> [WORK TO DO]:
Below are the records; pull every line that includes "JSON".

[Dataset excerpt]
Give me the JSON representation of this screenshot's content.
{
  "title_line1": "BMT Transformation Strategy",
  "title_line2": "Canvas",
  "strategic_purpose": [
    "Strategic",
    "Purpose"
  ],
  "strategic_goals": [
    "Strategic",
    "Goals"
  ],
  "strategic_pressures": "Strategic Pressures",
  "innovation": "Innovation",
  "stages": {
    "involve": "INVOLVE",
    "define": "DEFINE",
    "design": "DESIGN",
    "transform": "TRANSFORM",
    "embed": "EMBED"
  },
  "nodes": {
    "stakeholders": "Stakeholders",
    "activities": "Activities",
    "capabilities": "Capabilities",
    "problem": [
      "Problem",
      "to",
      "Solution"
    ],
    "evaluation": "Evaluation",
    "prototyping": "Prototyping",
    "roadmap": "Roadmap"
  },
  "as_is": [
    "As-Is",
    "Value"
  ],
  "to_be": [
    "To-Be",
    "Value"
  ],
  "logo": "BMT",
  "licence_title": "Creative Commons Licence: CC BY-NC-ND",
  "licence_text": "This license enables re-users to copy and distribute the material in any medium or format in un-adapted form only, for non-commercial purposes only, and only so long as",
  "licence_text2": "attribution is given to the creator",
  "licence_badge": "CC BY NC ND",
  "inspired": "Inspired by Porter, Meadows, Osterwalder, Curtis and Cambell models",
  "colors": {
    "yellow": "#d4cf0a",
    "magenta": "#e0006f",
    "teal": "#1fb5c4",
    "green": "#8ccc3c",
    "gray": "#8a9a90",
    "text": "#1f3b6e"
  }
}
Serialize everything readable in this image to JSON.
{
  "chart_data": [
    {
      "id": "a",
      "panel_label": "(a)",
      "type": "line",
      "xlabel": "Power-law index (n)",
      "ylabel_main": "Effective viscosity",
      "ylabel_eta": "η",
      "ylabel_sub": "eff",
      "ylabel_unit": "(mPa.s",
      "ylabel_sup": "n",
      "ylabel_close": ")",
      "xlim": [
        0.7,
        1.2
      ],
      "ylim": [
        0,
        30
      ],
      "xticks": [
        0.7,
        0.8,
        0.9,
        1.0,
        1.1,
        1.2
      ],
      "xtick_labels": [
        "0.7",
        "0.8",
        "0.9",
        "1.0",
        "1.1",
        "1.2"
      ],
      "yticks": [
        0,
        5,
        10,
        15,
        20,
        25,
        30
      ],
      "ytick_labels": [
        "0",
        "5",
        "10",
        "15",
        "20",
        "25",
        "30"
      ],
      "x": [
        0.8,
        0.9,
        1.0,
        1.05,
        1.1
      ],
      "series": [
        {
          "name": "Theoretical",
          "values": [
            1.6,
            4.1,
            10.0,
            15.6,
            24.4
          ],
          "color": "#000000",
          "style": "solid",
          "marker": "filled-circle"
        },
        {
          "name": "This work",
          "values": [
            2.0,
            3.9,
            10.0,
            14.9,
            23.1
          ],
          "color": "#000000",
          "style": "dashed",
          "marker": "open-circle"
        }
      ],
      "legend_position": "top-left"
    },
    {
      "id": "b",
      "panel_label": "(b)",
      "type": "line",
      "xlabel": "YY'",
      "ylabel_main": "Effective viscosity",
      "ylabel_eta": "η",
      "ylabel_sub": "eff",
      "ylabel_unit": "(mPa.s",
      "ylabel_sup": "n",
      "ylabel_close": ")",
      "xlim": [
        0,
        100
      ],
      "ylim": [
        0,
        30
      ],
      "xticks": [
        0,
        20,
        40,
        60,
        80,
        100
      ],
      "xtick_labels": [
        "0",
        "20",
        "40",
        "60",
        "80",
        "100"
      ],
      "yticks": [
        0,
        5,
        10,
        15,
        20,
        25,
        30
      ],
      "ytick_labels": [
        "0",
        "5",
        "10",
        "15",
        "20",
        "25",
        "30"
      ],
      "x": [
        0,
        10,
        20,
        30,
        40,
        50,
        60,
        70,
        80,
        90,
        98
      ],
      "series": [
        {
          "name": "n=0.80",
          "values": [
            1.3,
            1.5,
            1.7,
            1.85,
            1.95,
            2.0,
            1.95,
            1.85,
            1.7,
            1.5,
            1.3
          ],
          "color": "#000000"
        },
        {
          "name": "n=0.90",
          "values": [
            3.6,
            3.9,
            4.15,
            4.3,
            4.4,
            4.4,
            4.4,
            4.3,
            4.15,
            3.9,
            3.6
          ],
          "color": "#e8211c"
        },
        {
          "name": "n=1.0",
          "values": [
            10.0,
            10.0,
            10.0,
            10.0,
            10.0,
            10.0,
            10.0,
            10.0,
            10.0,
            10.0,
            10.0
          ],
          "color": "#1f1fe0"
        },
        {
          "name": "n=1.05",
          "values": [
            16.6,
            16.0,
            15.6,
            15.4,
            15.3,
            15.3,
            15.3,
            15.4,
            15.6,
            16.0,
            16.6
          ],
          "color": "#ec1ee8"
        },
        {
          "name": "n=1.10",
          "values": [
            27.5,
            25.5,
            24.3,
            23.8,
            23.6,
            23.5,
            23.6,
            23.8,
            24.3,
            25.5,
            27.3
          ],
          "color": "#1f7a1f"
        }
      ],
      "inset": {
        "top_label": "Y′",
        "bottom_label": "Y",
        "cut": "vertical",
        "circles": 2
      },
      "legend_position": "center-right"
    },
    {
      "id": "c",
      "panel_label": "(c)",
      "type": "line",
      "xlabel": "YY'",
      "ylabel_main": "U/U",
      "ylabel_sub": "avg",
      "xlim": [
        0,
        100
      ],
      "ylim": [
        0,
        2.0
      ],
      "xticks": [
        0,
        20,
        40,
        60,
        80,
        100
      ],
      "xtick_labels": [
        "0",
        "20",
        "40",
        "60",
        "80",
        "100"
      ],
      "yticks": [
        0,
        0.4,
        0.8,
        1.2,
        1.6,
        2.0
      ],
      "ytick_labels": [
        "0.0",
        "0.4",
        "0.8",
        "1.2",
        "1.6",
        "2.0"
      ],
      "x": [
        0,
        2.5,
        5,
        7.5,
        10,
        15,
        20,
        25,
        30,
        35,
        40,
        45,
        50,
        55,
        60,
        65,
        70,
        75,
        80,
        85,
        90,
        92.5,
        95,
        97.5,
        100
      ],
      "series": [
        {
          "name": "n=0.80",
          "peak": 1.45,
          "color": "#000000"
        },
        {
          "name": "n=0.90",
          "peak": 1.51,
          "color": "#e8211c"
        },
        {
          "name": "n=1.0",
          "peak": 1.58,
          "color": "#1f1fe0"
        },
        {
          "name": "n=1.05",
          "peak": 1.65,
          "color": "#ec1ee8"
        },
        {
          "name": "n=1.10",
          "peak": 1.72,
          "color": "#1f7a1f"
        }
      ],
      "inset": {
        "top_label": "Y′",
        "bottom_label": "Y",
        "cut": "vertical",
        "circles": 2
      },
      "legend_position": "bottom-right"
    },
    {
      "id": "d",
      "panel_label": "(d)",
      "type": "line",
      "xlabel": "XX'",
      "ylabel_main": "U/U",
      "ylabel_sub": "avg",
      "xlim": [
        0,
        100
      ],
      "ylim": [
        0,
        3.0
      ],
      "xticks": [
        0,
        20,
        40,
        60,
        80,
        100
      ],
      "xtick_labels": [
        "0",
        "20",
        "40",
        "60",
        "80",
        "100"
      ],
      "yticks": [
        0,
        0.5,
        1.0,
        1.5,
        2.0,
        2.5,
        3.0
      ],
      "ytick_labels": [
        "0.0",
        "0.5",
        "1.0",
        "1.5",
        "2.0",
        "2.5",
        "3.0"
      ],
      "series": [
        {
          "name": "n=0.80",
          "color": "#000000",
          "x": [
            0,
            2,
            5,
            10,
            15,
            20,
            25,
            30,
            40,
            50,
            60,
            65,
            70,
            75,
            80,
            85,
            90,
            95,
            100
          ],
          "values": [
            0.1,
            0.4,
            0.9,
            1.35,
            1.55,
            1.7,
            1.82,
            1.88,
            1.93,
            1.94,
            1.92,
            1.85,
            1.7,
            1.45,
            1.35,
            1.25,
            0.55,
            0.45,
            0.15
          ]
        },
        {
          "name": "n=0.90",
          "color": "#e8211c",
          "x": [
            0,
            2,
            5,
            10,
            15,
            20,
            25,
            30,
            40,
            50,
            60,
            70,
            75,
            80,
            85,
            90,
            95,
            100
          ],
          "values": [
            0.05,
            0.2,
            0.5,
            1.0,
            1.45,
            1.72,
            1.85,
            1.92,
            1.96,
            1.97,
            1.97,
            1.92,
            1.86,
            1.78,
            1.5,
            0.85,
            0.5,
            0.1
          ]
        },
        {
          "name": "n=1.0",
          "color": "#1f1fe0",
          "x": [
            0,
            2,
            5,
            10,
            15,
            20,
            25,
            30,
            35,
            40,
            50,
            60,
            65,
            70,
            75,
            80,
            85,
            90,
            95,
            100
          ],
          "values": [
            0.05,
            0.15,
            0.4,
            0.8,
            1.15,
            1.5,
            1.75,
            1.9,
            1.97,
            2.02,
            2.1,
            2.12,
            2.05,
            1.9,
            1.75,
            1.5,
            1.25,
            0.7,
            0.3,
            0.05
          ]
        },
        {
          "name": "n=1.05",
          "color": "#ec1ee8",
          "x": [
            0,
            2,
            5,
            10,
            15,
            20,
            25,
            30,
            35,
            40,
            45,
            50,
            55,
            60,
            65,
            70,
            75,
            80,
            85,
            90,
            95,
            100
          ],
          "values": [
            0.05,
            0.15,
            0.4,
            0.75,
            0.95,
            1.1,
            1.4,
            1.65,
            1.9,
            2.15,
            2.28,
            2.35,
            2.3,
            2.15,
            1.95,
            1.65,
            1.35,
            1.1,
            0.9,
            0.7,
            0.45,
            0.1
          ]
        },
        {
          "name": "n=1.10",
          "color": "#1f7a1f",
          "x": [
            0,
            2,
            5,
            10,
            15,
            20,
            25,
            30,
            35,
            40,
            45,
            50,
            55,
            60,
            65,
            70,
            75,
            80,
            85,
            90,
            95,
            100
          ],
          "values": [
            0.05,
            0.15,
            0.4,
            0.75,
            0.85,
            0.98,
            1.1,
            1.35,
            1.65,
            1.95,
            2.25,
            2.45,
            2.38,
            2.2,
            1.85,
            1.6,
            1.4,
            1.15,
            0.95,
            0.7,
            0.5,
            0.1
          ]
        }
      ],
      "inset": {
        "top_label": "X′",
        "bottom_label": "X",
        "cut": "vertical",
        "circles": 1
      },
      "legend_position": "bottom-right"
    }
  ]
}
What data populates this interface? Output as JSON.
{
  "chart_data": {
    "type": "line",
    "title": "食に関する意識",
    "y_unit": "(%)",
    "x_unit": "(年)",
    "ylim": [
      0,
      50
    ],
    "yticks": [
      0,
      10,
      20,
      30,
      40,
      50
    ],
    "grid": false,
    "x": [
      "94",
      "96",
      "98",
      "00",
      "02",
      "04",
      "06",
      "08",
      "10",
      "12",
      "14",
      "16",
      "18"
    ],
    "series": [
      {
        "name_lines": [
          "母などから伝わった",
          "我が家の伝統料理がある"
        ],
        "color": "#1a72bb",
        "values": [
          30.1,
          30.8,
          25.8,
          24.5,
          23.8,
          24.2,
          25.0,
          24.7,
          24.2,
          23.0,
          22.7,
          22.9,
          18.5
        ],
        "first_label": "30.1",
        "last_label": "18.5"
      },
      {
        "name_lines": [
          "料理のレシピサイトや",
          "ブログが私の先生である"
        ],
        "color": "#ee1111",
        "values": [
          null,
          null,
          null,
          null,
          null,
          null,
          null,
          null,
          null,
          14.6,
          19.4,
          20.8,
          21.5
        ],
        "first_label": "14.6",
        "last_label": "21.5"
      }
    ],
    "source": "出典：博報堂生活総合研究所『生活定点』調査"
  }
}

> [ANSWER IN FULL]:
Give me the JSON representation of this screenshot's content.
Serialize everything readable in this image to JSON.
What data populates this interface? Output as JSON.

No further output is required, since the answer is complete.